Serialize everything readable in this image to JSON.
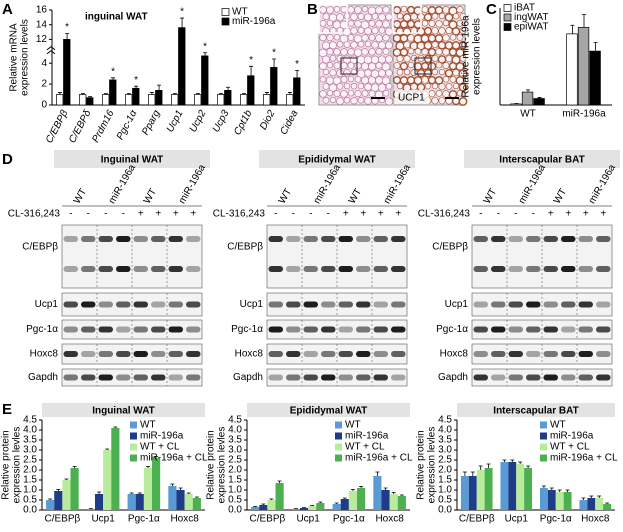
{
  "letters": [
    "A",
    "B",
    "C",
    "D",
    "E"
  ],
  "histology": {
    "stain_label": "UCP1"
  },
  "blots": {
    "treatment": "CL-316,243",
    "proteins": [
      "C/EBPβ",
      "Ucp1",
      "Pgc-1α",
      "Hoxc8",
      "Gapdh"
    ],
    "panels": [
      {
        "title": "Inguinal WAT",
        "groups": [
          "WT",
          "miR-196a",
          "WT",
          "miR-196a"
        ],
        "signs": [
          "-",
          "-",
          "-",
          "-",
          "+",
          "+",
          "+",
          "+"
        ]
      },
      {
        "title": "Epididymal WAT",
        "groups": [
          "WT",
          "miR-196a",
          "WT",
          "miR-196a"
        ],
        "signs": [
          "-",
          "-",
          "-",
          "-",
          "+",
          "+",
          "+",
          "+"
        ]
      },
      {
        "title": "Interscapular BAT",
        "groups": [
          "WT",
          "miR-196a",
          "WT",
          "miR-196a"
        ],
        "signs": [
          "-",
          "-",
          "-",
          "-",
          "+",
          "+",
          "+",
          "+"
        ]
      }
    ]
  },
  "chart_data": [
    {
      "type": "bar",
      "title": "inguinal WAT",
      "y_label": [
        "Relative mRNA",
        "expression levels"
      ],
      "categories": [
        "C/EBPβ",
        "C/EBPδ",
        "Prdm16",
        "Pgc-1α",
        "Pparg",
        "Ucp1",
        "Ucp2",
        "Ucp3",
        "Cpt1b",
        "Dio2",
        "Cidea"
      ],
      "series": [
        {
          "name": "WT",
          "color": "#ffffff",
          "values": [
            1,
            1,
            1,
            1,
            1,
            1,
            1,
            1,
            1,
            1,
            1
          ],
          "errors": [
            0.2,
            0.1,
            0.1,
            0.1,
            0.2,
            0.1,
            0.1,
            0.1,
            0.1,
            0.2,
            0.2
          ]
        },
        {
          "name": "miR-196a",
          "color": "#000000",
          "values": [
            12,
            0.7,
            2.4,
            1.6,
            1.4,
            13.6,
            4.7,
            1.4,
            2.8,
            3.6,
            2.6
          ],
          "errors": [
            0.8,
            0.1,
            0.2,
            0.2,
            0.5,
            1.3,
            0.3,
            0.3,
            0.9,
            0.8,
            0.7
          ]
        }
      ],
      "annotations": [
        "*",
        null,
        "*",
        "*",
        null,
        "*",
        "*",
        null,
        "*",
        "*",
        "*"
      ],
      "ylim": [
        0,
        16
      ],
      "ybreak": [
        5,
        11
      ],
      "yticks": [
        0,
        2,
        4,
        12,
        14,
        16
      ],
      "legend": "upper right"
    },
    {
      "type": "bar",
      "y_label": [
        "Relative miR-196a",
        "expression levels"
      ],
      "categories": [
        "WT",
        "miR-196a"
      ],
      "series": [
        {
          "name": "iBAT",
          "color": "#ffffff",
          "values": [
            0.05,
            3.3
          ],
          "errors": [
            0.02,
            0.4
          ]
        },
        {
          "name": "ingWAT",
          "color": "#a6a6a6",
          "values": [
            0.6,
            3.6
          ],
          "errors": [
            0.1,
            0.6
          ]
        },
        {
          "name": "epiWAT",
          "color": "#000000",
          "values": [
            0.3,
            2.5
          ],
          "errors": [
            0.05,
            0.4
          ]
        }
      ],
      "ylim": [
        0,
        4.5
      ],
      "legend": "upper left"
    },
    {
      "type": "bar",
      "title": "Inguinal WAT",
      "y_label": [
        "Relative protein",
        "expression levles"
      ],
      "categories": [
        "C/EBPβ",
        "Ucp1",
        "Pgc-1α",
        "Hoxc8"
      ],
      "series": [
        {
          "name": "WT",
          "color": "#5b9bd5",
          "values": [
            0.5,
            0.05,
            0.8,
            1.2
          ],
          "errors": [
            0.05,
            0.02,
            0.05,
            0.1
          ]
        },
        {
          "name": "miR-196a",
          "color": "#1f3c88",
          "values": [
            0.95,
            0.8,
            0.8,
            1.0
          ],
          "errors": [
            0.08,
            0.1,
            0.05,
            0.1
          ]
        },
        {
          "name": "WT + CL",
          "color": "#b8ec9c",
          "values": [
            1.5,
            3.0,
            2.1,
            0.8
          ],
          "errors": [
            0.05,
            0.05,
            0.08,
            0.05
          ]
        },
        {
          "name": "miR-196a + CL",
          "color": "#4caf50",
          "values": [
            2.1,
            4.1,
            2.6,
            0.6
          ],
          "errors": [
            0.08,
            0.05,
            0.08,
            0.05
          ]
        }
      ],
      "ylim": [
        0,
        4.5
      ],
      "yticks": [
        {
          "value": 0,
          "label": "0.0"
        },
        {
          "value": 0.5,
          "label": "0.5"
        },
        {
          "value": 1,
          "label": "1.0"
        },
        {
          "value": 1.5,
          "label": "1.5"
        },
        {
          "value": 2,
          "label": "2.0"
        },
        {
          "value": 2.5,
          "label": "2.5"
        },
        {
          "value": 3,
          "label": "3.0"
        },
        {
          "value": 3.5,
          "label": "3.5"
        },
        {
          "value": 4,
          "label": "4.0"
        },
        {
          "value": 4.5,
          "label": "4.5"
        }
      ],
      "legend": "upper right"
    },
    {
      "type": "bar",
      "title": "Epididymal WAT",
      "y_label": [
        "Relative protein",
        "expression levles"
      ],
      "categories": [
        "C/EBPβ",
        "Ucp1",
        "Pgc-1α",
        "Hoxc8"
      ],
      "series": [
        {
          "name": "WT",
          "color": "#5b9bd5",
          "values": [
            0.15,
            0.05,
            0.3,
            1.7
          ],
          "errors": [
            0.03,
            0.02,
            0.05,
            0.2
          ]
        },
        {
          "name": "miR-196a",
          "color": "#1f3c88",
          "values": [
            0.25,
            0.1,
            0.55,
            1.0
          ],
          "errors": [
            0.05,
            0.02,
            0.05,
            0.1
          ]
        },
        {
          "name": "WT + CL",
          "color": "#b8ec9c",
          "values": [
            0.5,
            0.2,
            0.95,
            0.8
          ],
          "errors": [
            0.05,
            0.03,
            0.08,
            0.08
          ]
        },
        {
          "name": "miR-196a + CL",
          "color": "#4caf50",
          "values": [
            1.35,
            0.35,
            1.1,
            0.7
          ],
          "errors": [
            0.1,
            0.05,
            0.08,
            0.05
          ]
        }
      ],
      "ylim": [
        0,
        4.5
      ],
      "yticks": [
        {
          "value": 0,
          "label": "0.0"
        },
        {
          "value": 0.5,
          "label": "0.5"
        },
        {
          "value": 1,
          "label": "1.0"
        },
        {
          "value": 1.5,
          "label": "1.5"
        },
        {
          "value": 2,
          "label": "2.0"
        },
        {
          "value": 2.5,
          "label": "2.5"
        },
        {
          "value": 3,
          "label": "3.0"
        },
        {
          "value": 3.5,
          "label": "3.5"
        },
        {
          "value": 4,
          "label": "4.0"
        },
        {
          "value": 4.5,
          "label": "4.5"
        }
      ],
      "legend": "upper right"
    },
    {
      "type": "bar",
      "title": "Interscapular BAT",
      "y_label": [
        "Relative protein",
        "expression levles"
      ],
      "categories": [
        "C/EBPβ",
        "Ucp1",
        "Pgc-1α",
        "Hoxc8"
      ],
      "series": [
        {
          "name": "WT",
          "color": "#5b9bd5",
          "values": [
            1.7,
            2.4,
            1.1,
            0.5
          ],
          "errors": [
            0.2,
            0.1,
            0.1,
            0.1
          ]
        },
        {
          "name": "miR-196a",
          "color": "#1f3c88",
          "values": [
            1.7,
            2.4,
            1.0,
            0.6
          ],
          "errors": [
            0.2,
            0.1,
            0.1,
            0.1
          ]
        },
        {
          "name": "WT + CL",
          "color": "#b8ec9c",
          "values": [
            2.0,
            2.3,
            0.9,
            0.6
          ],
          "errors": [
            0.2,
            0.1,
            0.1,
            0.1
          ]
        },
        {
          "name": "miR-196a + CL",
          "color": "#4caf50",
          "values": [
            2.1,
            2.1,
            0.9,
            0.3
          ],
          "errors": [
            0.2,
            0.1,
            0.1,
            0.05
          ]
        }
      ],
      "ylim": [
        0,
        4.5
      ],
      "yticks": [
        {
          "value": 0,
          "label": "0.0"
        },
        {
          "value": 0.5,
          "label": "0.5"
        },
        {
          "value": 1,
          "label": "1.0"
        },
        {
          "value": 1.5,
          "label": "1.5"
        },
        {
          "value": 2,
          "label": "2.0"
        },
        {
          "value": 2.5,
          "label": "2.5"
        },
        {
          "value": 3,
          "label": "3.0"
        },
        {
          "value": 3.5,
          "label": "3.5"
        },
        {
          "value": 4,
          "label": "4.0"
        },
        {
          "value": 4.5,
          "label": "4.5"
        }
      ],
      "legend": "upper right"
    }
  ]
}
--
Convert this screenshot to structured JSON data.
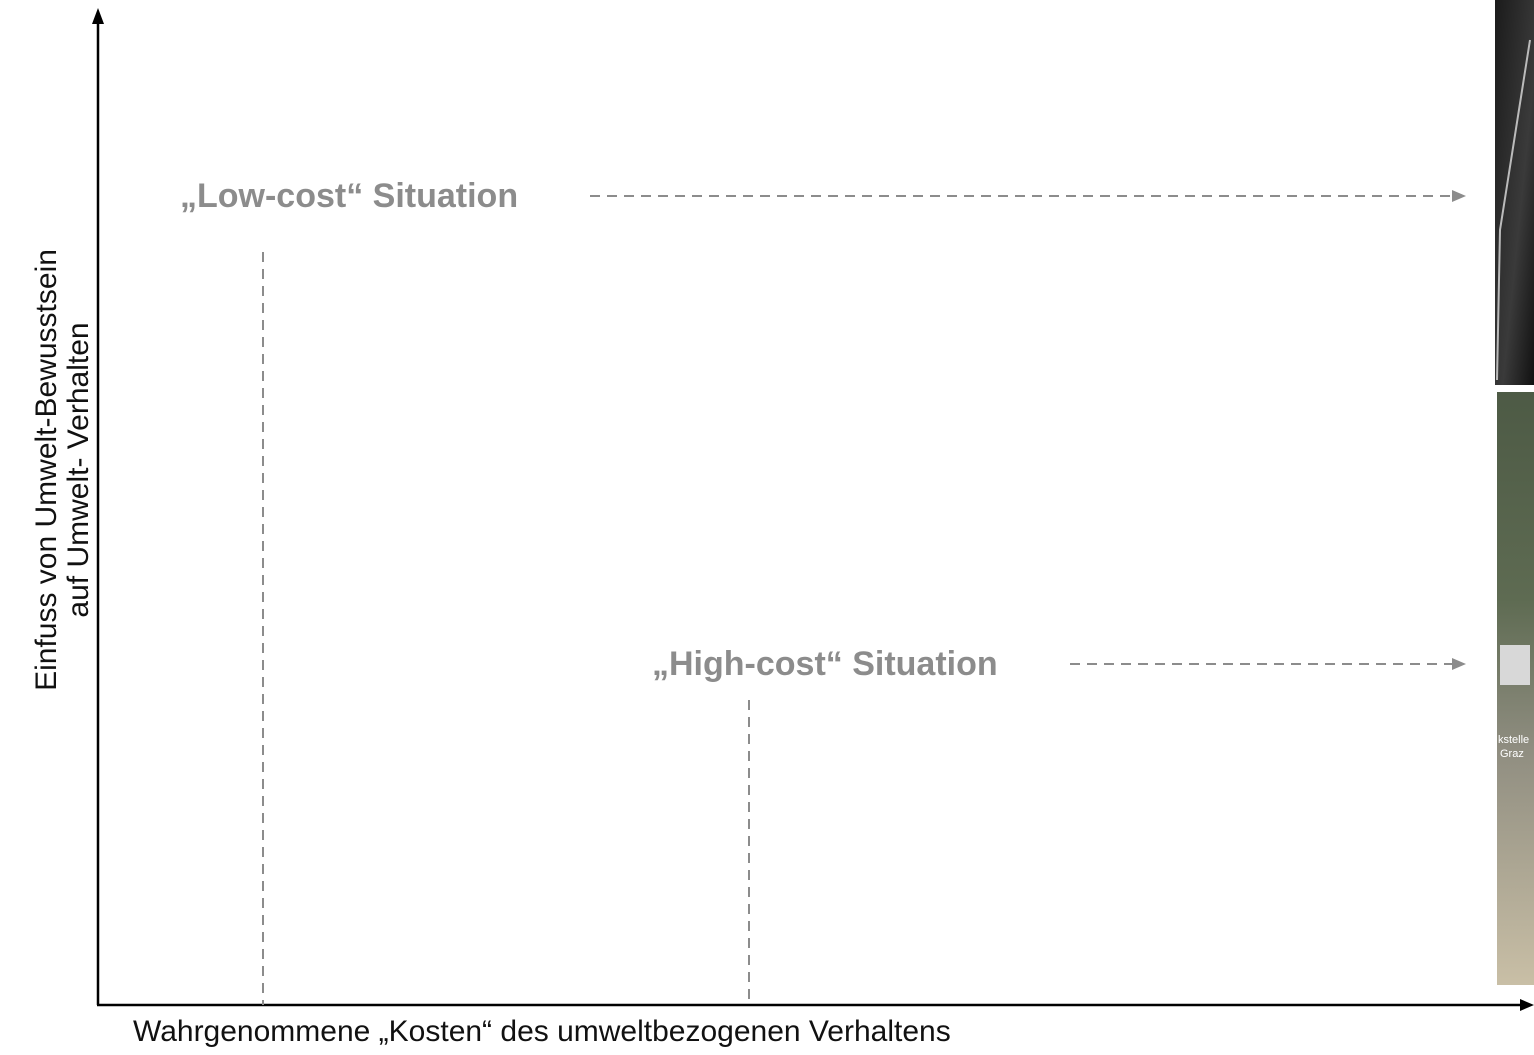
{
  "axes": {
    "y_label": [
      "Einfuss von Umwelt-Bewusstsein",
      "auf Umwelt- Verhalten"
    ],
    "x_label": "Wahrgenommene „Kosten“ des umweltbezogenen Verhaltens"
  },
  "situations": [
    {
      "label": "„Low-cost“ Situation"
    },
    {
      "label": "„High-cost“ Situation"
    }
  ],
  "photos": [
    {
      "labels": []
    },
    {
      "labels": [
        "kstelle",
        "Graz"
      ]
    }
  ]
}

▸ **EXERCISE OBJECTIVE**
Give the count of lines containing the word "title" in the listing, and no other text.

▸ **FINISHED TASK**
7